-- WRITTEN REQUEST A --
In the Whisper of the Heart review, who directed the film?
-- WRITTEN REQUEST B --
Name every person mentioned in the Whisper of the Heart review.
-- WRITTEN REQUEST C --
Carry the Whisper of the Heart review forward from its final sentence.

-- DOCUMENT --

━━━━

Whisper of the Heart

"Suki na hito ga dekimashita."

Hello all, welcome to Thursday's edition of THE TAGLINE!!! (look how excited I am!) Today as promised, I will be talking about an animated movie that is in content the exact opposite of Tuesday's Perfect Blue, a movie about fantasy, madness, and violence. Today I will be talking about Studio Ghibli's Whisper of the Heart (originally Mimi wo Sumaseba in Japanese) a movie that is also about finding oneself, but with markedly less nude corpses and blood in low-rise apartments. Whisper of the Heart is, I think I've mentioned in previous posts (maybe when I reviewed Arrietty?) my favorite Studio Ghibli movie, which may make me some kind of iconoclast because it was not directed by Hayao Miyazaki (though he did write the screenplay). Instead, Whisper of the Heart was directed by Yoshifumi Kondo, an animator at Studio Ghibli who at the time was expected to eventually succeed Miyazaki and Takahata as Ghibli's pre-eminent animator. This was not meant to be however, as Kondo died of an Aortic dissection (or possibly an aneurysm) as a result of overwork (this is cited perhaps as one of the reasons why Miyazaki began to work at a more relaxed pace afterwards). Kondo was only 47, and Whisper of the Heart would unfortunately be the only movie he directed before his death. Given how good Whisper of the Heart was, I can say honestly the world was robbed of a great animator much too soon (the same could be said of Satoshi Kon, and I AM saying it now, gosh I didn't mean to review two animated movies by directors who died young. Sorry guys). Anyway, that's enough of the macabre, let's instead focus on Kondo's charming movie, which I absolutely loved.

━━━━

-- DATA ROWS --

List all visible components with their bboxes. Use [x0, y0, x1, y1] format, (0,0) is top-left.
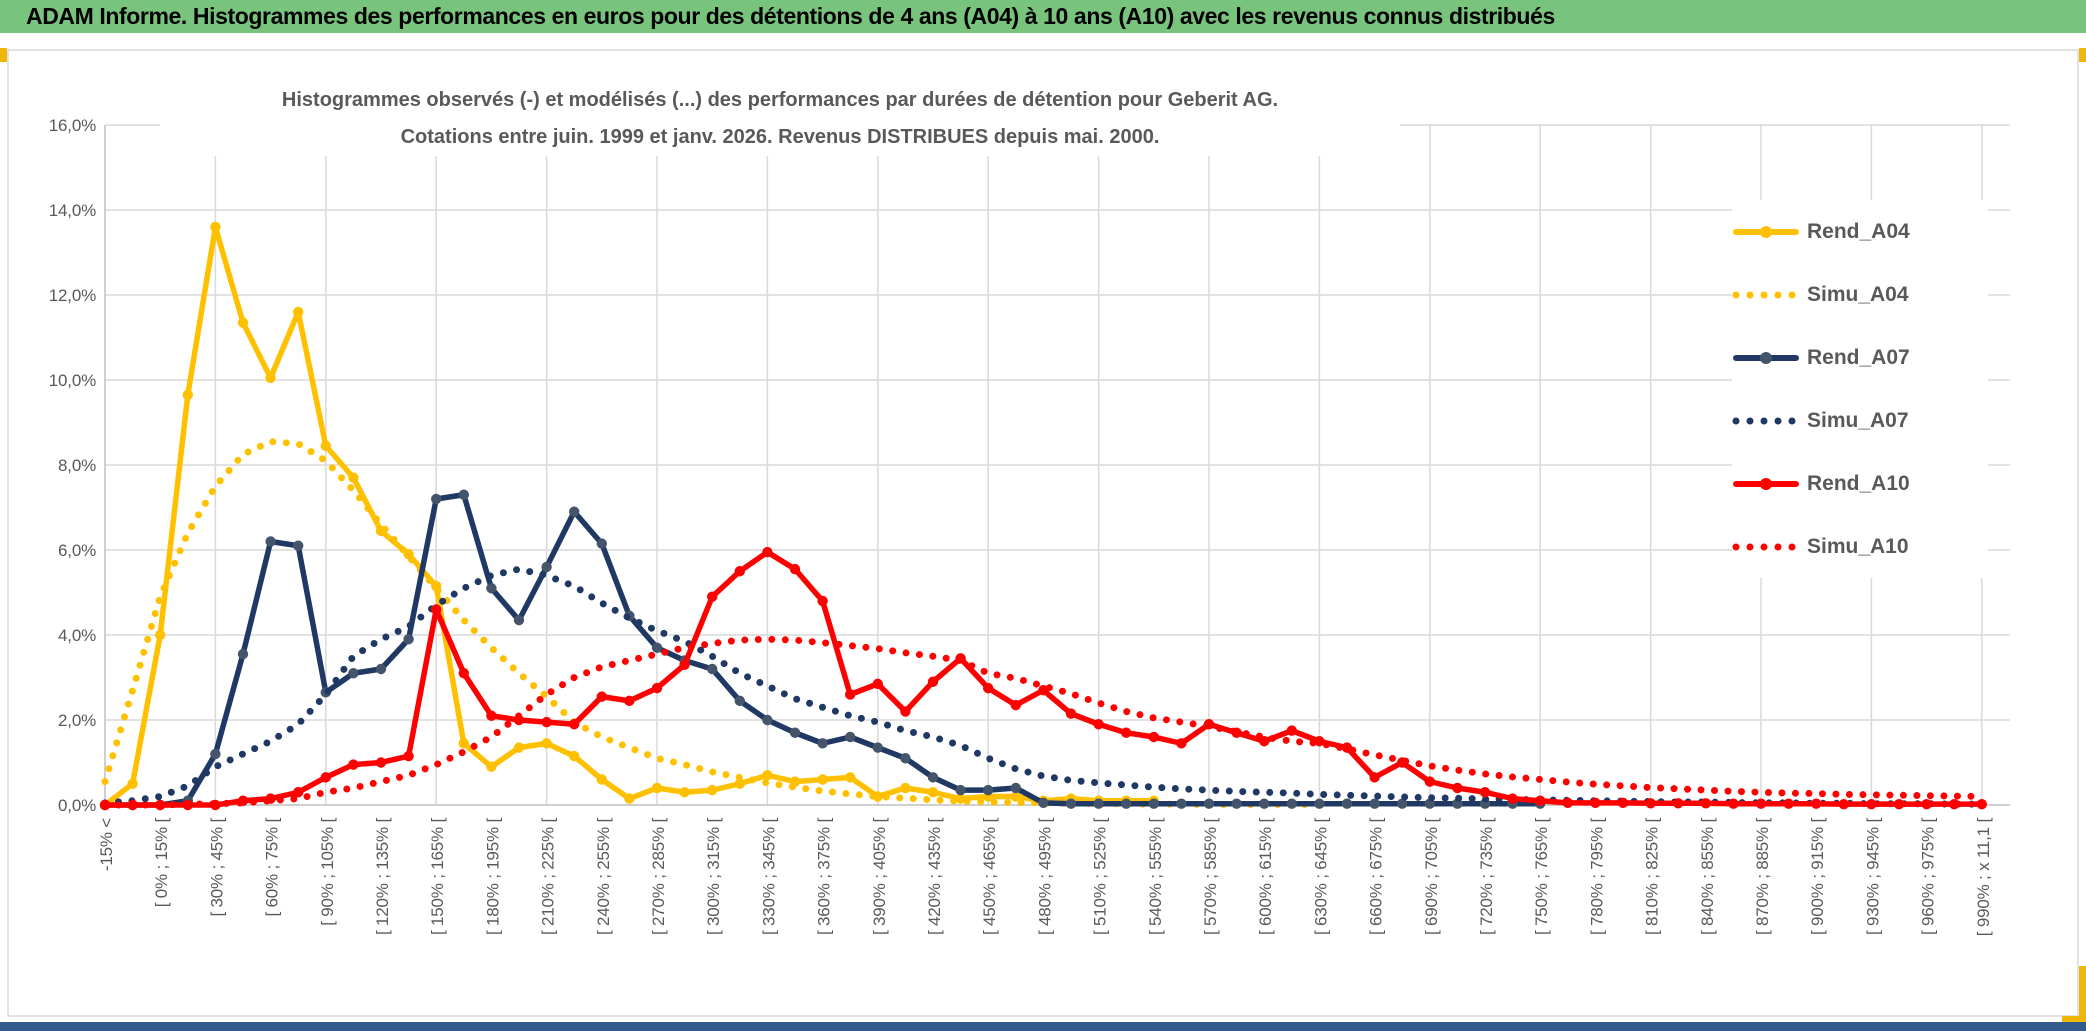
svg-text:[ 390% ; 405% [: [ 390% ; 405% [: [870, 818, 889, 935]
app-title-bar: ADAM Informe. Histogrammes des performan…: [0, 0, 2086, 33]
svg-text:[ 750% ; 765% [: [ 750% ; 765% [: [1532, 818, 1551, 935]
legend-entry-Simu_A07: Simu_A07: [1732, 389, 1988, 452]
svg-text:[ 690% ; 705% [: [ 690% ; 705% [: [1422, 818, 1441, 935]
solid-line-swatch-icon: [1733, 477, 1799, 490]
chart-title-line2: Cotations entre juin. 1999 et janv. 2026…: [400, 126, 1160, 148]
svg-text:2,0%: 2,0%: [58, 711, 96, 730]
svg-text:8,0%: 8,0%: [58, 456, 96, 475]
svg-text:[ 240% ; 255% [: [ 240% ; 255% [: [594, 818, 613, 935]
svg-text:[ 900% ; 915% [: [ 900% ; 915% [: [1808, 818, 1827, 935]
svg-text:[ 210% ; 225% [: [ 210% ; 225% [: [539, 818, 558, 935]
svg-text:[ 150% ; 165% [: [ 150% ; 165% [: [428, 818, 447, 935]
svg-text:[ 30% ; 45% [: [ 30% ; 45% [: [207, 818, 226, 917]
svg-text:-15% <: -15% <: [97, 818, 116, 871]
svg-text:[ 600% ; 615% [: [ 600% ; 615% [: [1256, 818, 1275, 935]
svg-text:4,0%: 4,0%: [58, 626, 96, 645]
legend-label: Rend_A10: [1807, 471, 1910, 495]
svg-text:[ 540% ; 555% [: [ 540% ; 555% [: [1146, 818, 1165, 935]
chart-title-line1: Histogrammes observés (-) et modélisés (…: [281, 89, 1279, 111]
svg-text:[ 870% ; 885% [: [ 870% ; 885% [: [1753, 818, 1772, 935]
dotted-line-swatch-icon: [1732, 417, 1800, 424]
svg-text:[ 780% ; 795% [: [ 780% ; 795% [: [1587, 818, 1606, 935]
svg-text:[ 720% ; 735% [: [ 720% ; 735% [: [1477, 818, 1496, 935]
svg-text:16,0%: 16,0%: [49, 116, 96, 135]
svg-text:12,0%: 12,0%: [49, 286, 96, 305]
solid-line-swatch-icon: [1733, 351, 1799, 364]
legend-label: Simu_A10: [1807, 534, 1909, 558]
svg-text:[ 420% ; 435% [: [ 420% ; 435% [: [925, 818, 944, 935]
legend: Rend_A04 Simu_A04 Rend_A07 Simu_A07 Rend_A10…: [1732, 200, 1988, 578]
svg-text:0,0%: 0,0%: [58, 796, 96, 815]
svg-text:[ 90% ; 105% [: [ 90% ; 105% [: [318, 818, 337, 926]
svg-text:[ 510% ; 525% [: [ 510% ; 525% [: [1091, 818, 1110, 935]
dotted-line-swatch-icon: [1732, 291, 1800, 298]
svg-text:[ 450% ; 465% [: [ 450% ; 465% [: [980, 818, 999, 935]
sheet-accent-corner-top-right: [2079, 48, 2086, 62]
svg-text:6,0%: 6,0%: [58, 541, 96, 560]
svg-text:[ 810% ; 825% [: [ 810% ; 825% [: [1643, 818, 1662, 935]
svg-text:[ 360% ; 375% [: [ 360% ; 375% [: [815, 818, 834, 935]
svg-text:[ 960% ; 975% [: [ 960% ; 975% [: [1919, 818, 1938, 935]
legend-entry-Rend_A10: Rend_A10: [1732, 452, 1988, 515]
svg-text:[ 930% ; 945% [: [ 930% ; 945% [: [1863, 818, 1882, 935]
legend-label: Simu_A04: [1807, 282, 1909, 306]
sheet-accent-corner-top-left: [0, 48, 7, 62]
legend-entry-Rend_A07: Rend_A07: [1732, 326, 1988, 389]
svg-text:[ 270% ; 285% [: [ 270% ; 285% [: [649, 818, 668, 935]
app-title: ADAM Informe. Histogrammes des performan…: [26, 3, 1555, 29]
svg-text:[ 330% ; 345% [: [ 330% ; 345% [: [759, 818, 778, 935]
legend-entry-Simu_A04: Simu_A04: [1732, 263, 1988, 326]
sheet-accent-corner-bottom-right-vertical: [2079, 966, 2086, 1016]
bottom-scrollbar: [0, 1022, 2086, 1031]
svg-text:[ 0% ; 15% [: [ 0% ; 15% [: [152, 818, 171, 908]
svg-text:[ 630% ; 645% [: [ 630% ; 645% [: [1311, 818, 1330, 935]
svg-text:[ 660% ; 675% [: [ 660% ; 675% [: [1367, 818, 1386, 935]
svg-text:10,0%: 10,0%: [49, 371, 96, 390]
legend-entry-Simu_A10: Simu_A10: [1732, 515, 1988, 578]
svg-text:[ 480% ; 495% [: [ 480% ; 495% [: [1035, 818, 1054, 935]
svg-text:[ 840% ; 855% [: [ 840% ; 855% [: [1698, 818, 1717, 935]
svg-text:[ 60% ; 75% [: [ 60% ; 75% [: [263, 818, 282, 917]
svg-text:[ 120% ; 135% [: [ 120% ; 135% [: [373, 818, 392, 935]
svg-text:[ 990% ; x 11,1 [: [ 990% ; x 11,1 [: [1974, 818, 1993, 937]
legend-label: Rend_A04: [1807, 219, 1910, 243]
legend-label: Rend_A07: [1807, 345, 1910, 369]
svg-text:[ 570% ; 585% [: [ 570% ; 585% [: [1201, 818, 1220, 935]
legend-label: Simu_A07: [1807, 408, 1909, 432]
legend-entry-Rend_A04: Rend_A04: [1732, 200, 1988, 263]
svg-text:[ 300% ; 315% [: [ 300% ; 315% [: [704, 818, 723, 935]
solid-line-swatch-icon: [1733, 225, 1799, 238]
chart-title: Histogrammes observés (-) et modélisés (…: [160, 82, 1400, 156]
svg-text:[ 180% ; 195% [: [ 180% ; 195% [: [483, 818, 502, 935]
svg-text:14,0%: 14,0%: [49, 201, 96, 220]
dotted-line-swatch-icon: [1732, 543, 1800, 550]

━━━━

-- WRITTEN RESPONSE A --
Yoshifumi Kondo

-- WRITTEN RESPONSE B --
Hayao Miyazaki, Yoshifumi Kondo, Takahata, Satoshi Kon

-- WRITTEN RESPONSE C --
I play music with old strangers ALL THE TIME.
Whisper of the Heart is about a girl named Shizuku, who spends a LOT of time checking out and reading library books. She also enjoys writing, and that will end up being really important to the story. One day Shizuku notices that the same boy, Seiji Amasawa, has been checking out all the books she's been reading right before her, and she wonders about who this boy might be. She then meets a boy who annoys her a lot, and I don't think I really need to tell you that obviously this is the guy who has been checking out the books. One day Shizuku follows a cat riding a train to an antique shop, and befriends the owner, a man name Shiro Nishi. He turns out to be the grandfather of Seiji, and the two eventually become friends. Shizuku finds out that Seiji is going to apprentice in Cremona, Italy for two months, to pursue his desire to make violins. While he is gone, Shizuku decides that she will also give something her all, and so to test herself she decides to write a novel in the time he is away. She devotes all her time to this pursuit, losing sleep and letting her grades slip as she works (I forgot to mention both Shizuku and Seiji are just finishing middle school). Shizuku's story involves The Baron, a character based on a dapper cat statue in a suit and hat that Shiro Nishi owns (The Baron would later go on to be a major character in the pseudo-sequel The Cat Returns, a movie that was also great and that I will likely talk about at a later date). Shizuku does manage to finish her novel in time, and decides that rather than not go to school to pursue writing, she will go to school to learn MORE about being a writer. I won't give away the whole ending, but your heart will be warmed. A lot. Or you are a monster, those are the only two possible options.

This happens to me all the time. So awkward.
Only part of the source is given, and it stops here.